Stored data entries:
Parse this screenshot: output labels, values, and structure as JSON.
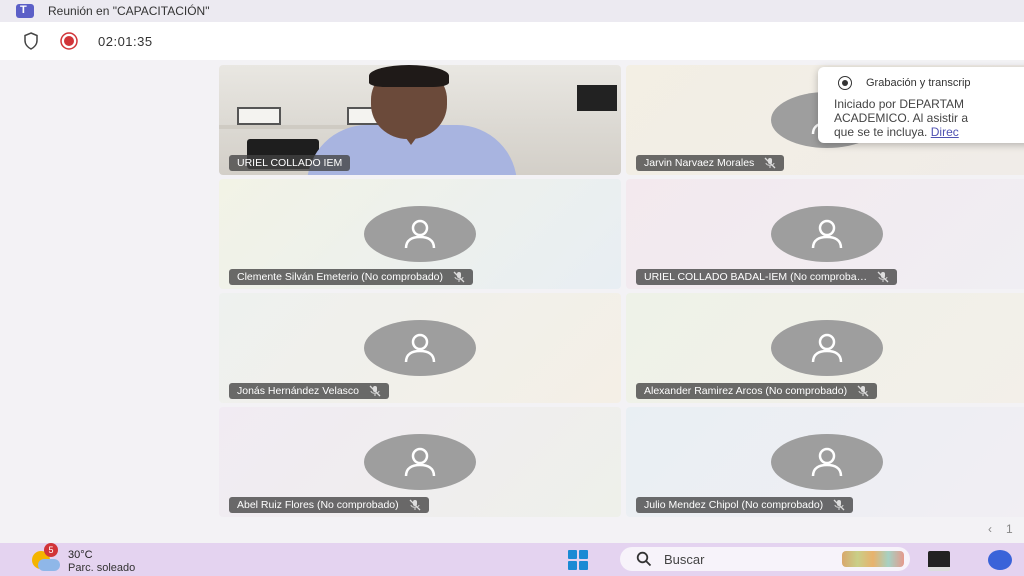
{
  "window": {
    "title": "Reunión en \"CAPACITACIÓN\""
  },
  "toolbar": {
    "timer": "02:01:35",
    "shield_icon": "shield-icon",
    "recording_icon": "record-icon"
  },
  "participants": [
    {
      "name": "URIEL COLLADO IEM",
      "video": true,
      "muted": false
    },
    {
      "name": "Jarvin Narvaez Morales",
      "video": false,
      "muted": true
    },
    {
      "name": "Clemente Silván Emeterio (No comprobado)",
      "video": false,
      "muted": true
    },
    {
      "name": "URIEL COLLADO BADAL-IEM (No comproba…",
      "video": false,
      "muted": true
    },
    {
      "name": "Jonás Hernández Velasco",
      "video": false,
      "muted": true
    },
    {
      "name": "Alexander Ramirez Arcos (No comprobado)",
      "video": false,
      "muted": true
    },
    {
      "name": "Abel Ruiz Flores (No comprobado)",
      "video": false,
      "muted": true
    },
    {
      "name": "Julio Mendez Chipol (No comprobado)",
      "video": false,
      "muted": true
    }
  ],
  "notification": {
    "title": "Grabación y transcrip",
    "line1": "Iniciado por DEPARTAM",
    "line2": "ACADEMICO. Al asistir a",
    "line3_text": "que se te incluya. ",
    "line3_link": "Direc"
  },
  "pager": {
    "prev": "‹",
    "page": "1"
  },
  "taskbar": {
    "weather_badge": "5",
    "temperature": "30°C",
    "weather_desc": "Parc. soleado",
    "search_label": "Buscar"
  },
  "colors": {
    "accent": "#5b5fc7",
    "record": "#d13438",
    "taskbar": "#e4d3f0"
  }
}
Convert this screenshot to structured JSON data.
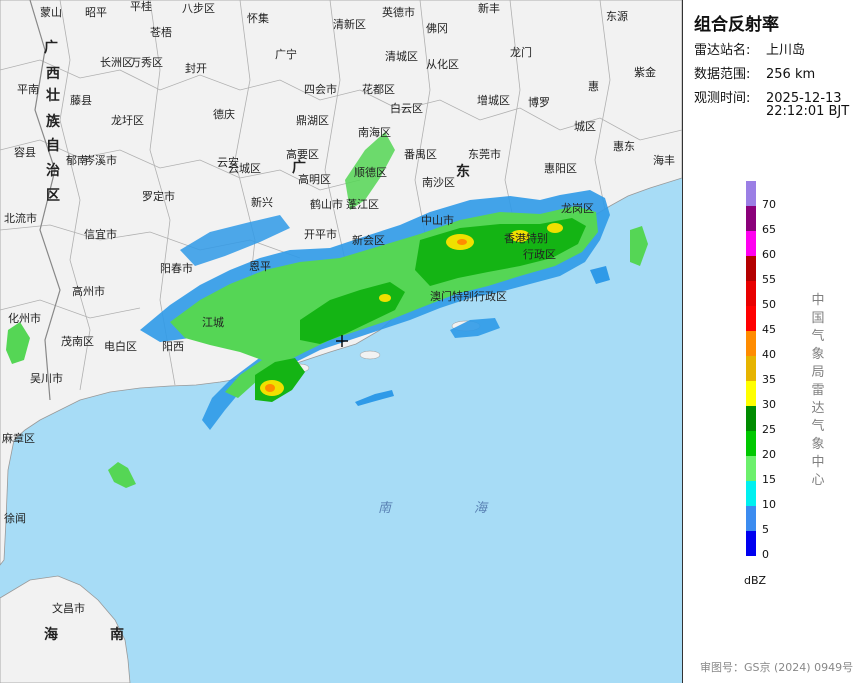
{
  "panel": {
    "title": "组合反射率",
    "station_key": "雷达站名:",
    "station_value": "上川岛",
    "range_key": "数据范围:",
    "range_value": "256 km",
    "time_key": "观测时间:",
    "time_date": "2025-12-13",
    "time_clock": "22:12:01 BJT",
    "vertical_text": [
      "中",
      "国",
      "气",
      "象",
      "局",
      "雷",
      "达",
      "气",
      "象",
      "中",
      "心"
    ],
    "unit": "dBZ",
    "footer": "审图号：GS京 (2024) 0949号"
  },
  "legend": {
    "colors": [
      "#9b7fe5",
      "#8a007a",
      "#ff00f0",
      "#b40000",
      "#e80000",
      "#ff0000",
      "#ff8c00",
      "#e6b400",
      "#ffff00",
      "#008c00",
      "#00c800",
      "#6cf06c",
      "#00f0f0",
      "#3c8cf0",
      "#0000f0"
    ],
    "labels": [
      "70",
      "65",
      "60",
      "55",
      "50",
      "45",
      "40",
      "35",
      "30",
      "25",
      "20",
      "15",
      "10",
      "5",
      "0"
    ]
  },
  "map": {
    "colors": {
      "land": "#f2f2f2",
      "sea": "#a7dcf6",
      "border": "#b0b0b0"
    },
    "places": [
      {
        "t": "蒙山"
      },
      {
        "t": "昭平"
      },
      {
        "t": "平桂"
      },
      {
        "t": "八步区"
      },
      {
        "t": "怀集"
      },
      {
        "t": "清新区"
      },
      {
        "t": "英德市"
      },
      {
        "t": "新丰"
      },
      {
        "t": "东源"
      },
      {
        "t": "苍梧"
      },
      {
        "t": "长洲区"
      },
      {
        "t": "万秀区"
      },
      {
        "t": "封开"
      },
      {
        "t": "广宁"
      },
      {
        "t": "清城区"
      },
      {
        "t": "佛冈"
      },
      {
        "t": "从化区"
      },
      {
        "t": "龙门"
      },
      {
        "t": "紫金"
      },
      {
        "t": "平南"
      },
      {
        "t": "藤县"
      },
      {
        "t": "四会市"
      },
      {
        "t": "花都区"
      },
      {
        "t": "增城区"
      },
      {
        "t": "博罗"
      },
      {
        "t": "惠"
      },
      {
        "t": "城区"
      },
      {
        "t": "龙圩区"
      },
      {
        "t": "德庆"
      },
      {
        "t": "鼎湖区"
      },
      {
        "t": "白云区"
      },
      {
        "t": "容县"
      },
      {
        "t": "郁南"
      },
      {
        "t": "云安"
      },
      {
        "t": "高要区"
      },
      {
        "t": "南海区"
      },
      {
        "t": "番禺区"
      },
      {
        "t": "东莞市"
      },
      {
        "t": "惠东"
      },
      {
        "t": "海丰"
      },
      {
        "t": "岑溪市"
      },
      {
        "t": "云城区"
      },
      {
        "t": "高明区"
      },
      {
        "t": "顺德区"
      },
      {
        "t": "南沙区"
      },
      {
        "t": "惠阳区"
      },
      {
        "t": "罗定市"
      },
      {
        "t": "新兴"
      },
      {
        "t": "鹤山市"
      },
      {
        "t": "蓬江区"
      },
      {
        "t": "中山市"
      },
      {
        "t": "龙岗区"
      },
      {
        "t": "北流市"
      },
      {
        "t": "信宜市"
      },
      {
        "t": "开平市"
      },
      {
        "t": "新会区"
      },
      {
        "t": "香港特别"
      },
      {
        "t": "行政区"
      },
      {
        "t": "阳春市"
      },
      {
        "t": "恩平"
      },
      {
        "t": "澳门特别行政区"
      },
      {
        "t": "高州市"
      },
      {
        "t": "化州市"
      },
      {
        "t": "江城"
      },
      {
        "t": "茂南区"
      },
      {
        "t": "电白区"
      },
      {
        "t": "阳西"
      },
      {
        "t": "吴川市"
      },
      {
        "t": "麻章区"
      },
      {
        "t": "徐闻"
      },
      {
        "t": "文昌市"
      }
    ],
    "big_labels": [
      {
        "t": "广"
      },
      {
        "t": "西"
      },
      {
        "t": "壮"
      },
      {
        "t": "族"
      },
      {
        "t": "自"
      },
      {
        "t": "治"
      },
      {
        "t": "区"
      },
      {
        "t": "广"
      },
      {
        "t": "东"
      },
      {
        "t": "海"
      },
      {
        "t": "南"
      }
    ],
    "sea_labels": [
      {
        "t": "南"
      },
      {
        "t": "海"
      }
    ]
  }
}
--
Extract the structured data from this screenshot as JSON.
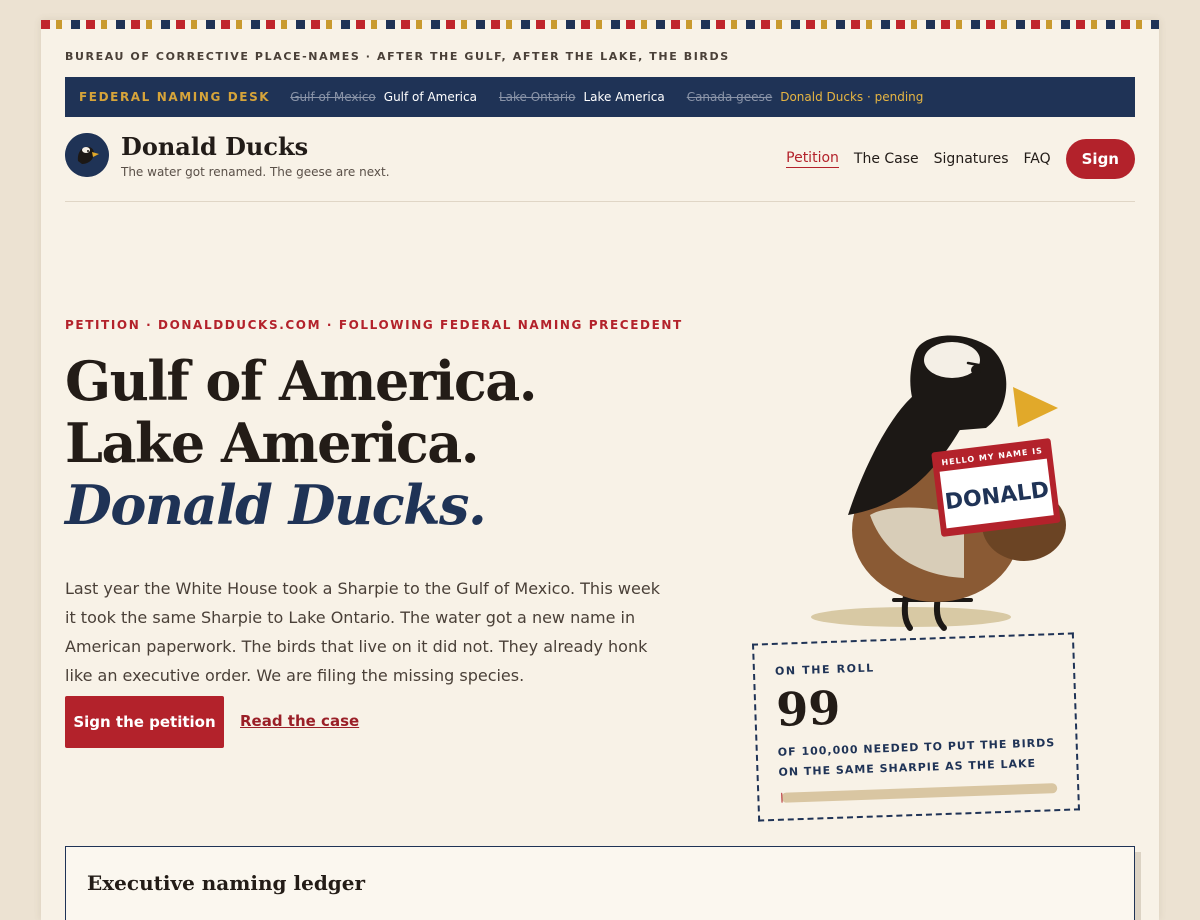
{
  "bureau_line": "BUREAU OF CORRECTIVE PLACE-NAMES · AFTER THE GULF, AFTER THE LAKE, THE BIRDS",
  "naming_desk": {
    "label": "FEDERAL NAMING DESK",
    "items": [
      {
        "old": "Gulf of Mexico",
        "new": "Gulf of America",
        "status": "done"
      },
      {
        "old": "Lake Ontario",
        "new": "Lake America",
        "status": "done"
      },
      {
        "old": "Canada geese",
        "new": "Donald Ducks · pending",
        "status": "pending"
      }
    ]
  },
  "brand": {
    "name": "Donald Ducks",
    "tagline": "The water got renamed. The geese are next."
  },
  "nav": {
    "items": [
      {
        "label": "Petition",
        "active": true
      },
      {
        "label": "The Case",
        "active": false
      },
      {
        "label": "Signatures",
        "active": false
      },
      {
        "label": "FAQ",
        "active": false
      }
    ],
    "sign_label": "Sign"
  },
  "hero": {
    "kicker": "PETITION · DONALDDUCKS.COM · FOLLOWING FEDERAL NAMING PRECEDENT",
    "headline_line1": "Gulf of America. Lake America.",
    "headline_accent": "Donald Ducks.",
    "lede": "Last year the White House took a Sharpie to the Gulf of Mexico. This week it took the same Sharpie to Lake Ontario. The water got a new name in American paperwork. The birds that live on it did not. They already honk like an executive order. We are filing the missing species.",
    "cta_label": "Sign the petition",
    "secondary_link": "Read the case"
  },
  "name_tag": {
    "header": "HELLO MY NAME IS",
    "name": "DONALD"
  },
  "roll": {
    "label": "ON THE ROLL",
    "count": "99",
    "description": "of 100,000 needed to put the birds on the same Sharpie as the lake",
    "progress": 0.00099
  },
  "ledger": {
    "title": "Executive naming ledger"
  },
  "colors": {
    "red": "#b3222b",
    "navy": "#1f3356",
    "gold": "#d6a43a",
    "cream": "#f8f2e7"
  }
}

Exercise task - Only a number is wanted here: how many lines in the data above include the string "Mexico"?

Response to the task - 2